Set task: Copy out all lines carrying the word "Symbols".

[Stored data]
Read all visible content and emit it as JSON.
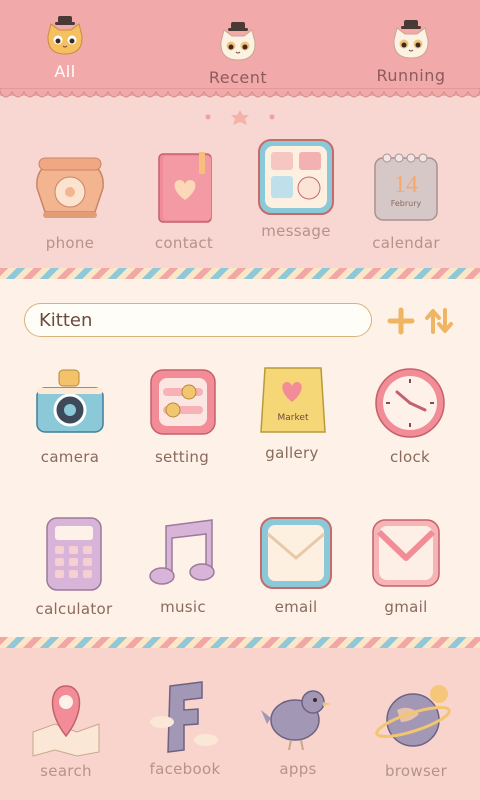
{
  "tabs": [
    {
      "label": "All"
    },
    {
      "label": "Recent"
    },
    {
      "label": "Running"
    }
  ],
  "top_row": [
    {
      "label": "phone",
      "icon": "phone-icon"
    },
    {
      "label": "contact",
      "icon": "contact-book-icon"
    },
    {
      "label": "message",
      "icon": "message-icon"
    },
    {
      "label": "calendar",
      "icon": "calendar-icon",
      "calendar_number": "14",
      "calendar_month": "Februry"
    }
  ],
  "search": {
    "value": "Kitten"
  },
  "grid": [
    {
      "label": "camera",
      "icon": "camera-icon"
    },
    {
      "label": "setting",
      "icon": "setting-icon"
    },
    {
      "label": "gallery",
      "icon": "gallery-icon",
      "bag_text": "Market"
    },
    {
      "label": "clock",
      "icon": "clock-icon"
    },
    {
      "label": "calculator",
      "icon": "calculator-icon"
    },
    {
      "label": "music",
      "icon": "music-icon"
    },
    {
      "label": "email",
      "icon": "email-icon"
    },
    {
      "label": "gmail",
      "icon": "gmail-icon"
    }
  ],
  "dock": [
    {
      "label": "search",
      "icon": "map-pin-icon"
    },
    {
      "label": "facebook",
      "icon": "facebook-icon"
    },
    {
      "label": "apps",
      "icon": "bird-icon"
    },
    {
      "label": "browser",
      "icon": "planet-icon"
    }
  ],
  "colors": {
    "header": "#f2a9a9",
    "panel": "#fdf1e8",
    "dock": "#f8d4cd",
    "stripe_blue": "#8fc9d9"
  }
}
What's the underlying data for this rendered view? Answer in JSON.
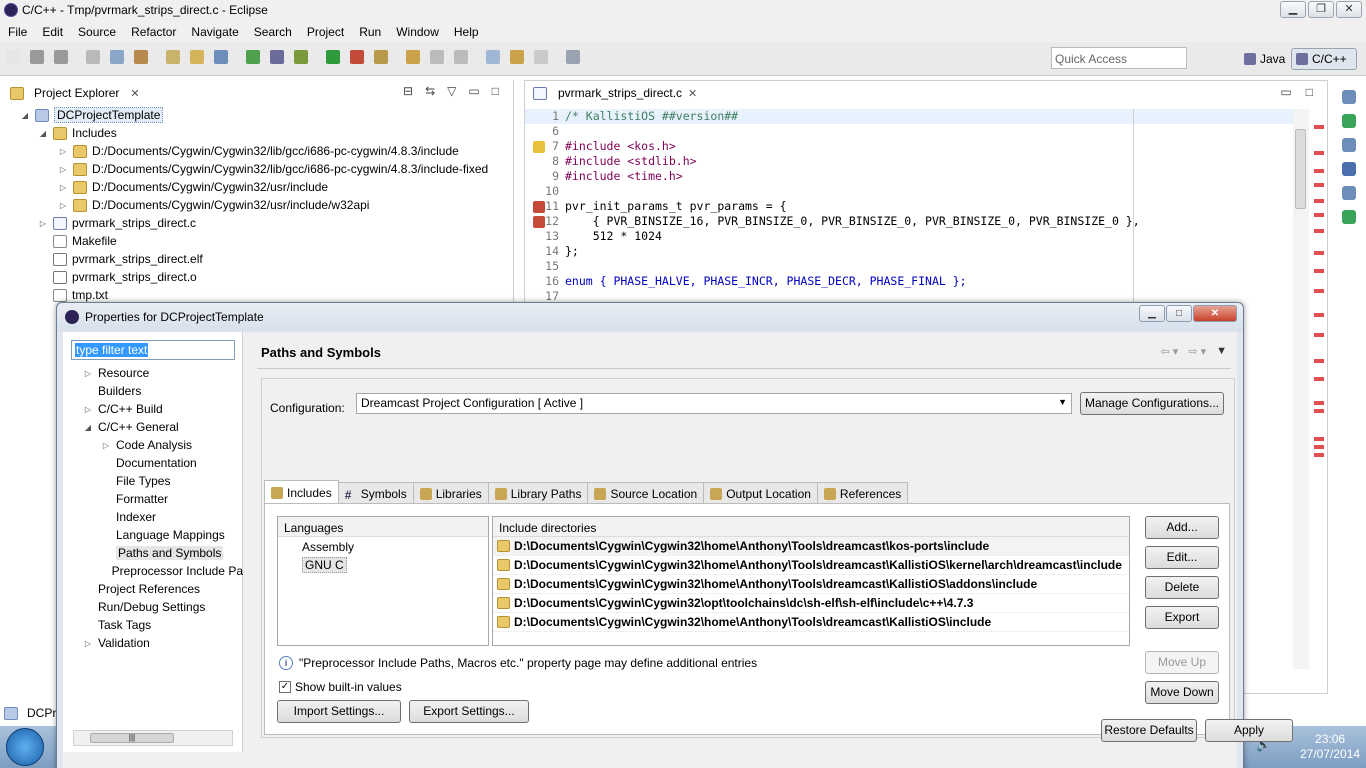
{
  "window": {
    "title": "C/C++ - Tmp/pvrmark_strips_direct.c - Eclipse"
  },
  "menu": [
    "File",
    "Edit",
    "Source",
    "Refactor",
    "Navigate",
    "Search",
    "Project",
    "Run",
    "Window",
    "Help"
  ],
  "toolbar": {
    "quick_access_placeholder": "Quick Access",
    "perspective_java": "Java",
    "perspective_cpp": "C/C++"
  },
  "project_explorer": {
    "tab_label": "Project Explorer",
    "project_name": "DCProjectTemplate",
    "includes_label": "Includes",
    "include_paths": [
      "D:/Documents/Cygwin/Cygwin32/lib/gcc/i686-pc-cygwin/4.8.3/include",
      "D:/Documents/Cygwin/Cygwin32/lib/gcc/i686-pc-cygwin/4.8.3/include-fixed",
      "D:/Documents/Cygwin/Cygwin32/usr/include",
      "D:/Documents/Cygwin/Cygwin32/usr/include/w32api"
    ],
    "files": [
      "pvrmark_strips_direct.c",
      "Makefile",
      "pvrmark_strips_direct.elf",
      "pvrmark_strips_direct.o",
      "tmp.txt"
    ]
  },
  "editor": {
    "tab_label": "pvrmark_strips_direct.c",
    "lines": [
      {
        "n": "1",
        "text": "/* KallistiOS ##version##"
      },
      {
        "n": "6",
        "text": ""
      },
      {
        "n": "7",
        "text": "#include <kos.h>"
      },
      {
        "n": "8",
        "text": "#include <stdlib.h>"
      },
      {
        "n": "9",
        "text": "#include <time.h>"
      },
      {
        "n": "10",
        "text": ""
      },
      {
        "n": "11",
        "text": "pvr_init_params_t pvr_params = {"
      },
      {
        "n": "12",
        "text": "    { PVR_BINSIZE_16, PVR_BINSIZE_0, PVR_BINSIZE_0, PVR_BINSIZE_0, PVR_BINSIZE_0 },"
      },
      {
        "n": "13",
        "text": "    512 * 1024"
      },
      {
        "n": "14",
        "text": "};"
      },
      {
        "n": "15",
        "text": ""
      },
      {
        "n": "16",
        "text": "enum { PHASE_HALVE, PHASE_INCR, PHASE_DECR, PHASE_FINAL };"
      },
      {
        "n": "17",
        "text": ""
      }
    ]
  },
  "dialog": {
    "title": "Properties for DCProjectTemplate",
    "filter_text": "type filter text",
    "nav": [
      {
        "label": "Resource",
        "indent": 1,
        "twisty": "▷"
      },
      {
        "label": "Builders",
        "indent": 1,
        "twisty": ""
      },
      {
        "label": "C/C++ Build",
        "indent": 1,
        "twisty": "▷"
      },
      {
        "label": "C/C++ General",
        "indent": 1,
        "twisty": "◢"
      },
      {
        "label": "Code Analysis",
        "indent": 2,
        "twisty": "▷"
      },
      {
        "label": "Documentation",
        "indent": 2,
        "twisty": ""
      },
      {
        "label": "File Types",
        "indent": 2,
        "twisty": ""
      },
      {
        "label": "Formatter",
        "indent": 2,
        "twisty": ""
      },
      {
        "label": "Indexer",
        "indent": 2,
        "twisty": ""
      },
      {
        "label": "Language Mappings",
        "indent": 2,
        "twisty": ""
      },
      {
        "label": "Paths and Symbols",
        "indent": 2,
        "twisty": ""
      },
      {
        "label": "Preprocessor Include Pa",
        "indent": 2,
        "twisty": ""
      },
      {
        "label": "Project References",
        "indent": 1,
        "twisty": ""
      },
      {
        "label": "Run/Debug Settings",
        "indent": 1,
        "twisty": ""
      },
      {
        "label": "Task Tags",
        "indent": 1,
        "twisty": ""
      },
      {
        "label": "Validation",
        "indent": 1,
        "twisty": "▷"
      }
    ],
    "selected_nav": "Paths and Symbols",
    "page_title": "Paths and Symbols",
    "configuration_label": "Configuration:",
    "configuration_value": "Dreamcast Project Configuration  [ Active ]",
    "manage_configurations": "Manage Configurations...",
    "tabs": [
      "Includes",
      "Symbols",
      "Libraries",
      "Library Paths",
      "Source Location",
      "Output Location",
      "References"
    ],
    "active_tab": "Includes",
    "languages_header": "Languages",
    "languages": [
      "Assembly",
      "GNU C"
    ],
    "selected_language": "GNU C",
    "include_dirs_header": "Include directories",
    "include_dirs": [
      "D:\\Documents\\Cygwin\\Cygwin32\\home\\Anthony\\Tools\\dreamcast\\kos-ports\\include",
      "D:\\Documents\\Cygwin\\Cygwin32\\home\\Anthony\\Tools\\dreamcast\\KallistiOS\\kernel\\arch\\dreamcast\\include",
      "D:\\Documents\\Cygwin\\Cygwin32\\home\\Anthony\\Tools\\dreamcast\\KallistiOS\\addons\\include",
      "D:\\Documents\\Cygwin\\Cygwin32\\opt\\toolchains\\dc\\sh-elf\\sh-elf\\include\\c++\\4.7.3",
      "D:\\Documents\\Cygwin\\Cygwin32\\home\\Anthony\\Tools\\dreamcast\\KallistiOS\\include"
    ],
    "buttons": {
      "add": "Add...",
      "edit": "Edit...",
      "delete": "Delete",
      "export": "Export",
      "move_up": "Move Up",
      "move_down": "Move Down"
    },
    "info_text": "\"Preprocessor Include Paths, Macros etc.\" property page may define additional entries",
    "show_builtin": "Show built-in values",
    "import_settings": "Import Settings...",
    "export_settings": "Export Settings...",
    "restore_defaults": "Restore Defaults",
    "apply": "Apply"
  },
  "taskbar": {
    "time": "23:06",
    "date": "27/07/2014",
    "peek_label": "DCPro"
  }
}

Task output:
        "label": "Paths and Symbols",
    "selected_nav": "Paths and Symbols",
    "page_title": "Paths and Symbols",
      "Symbols",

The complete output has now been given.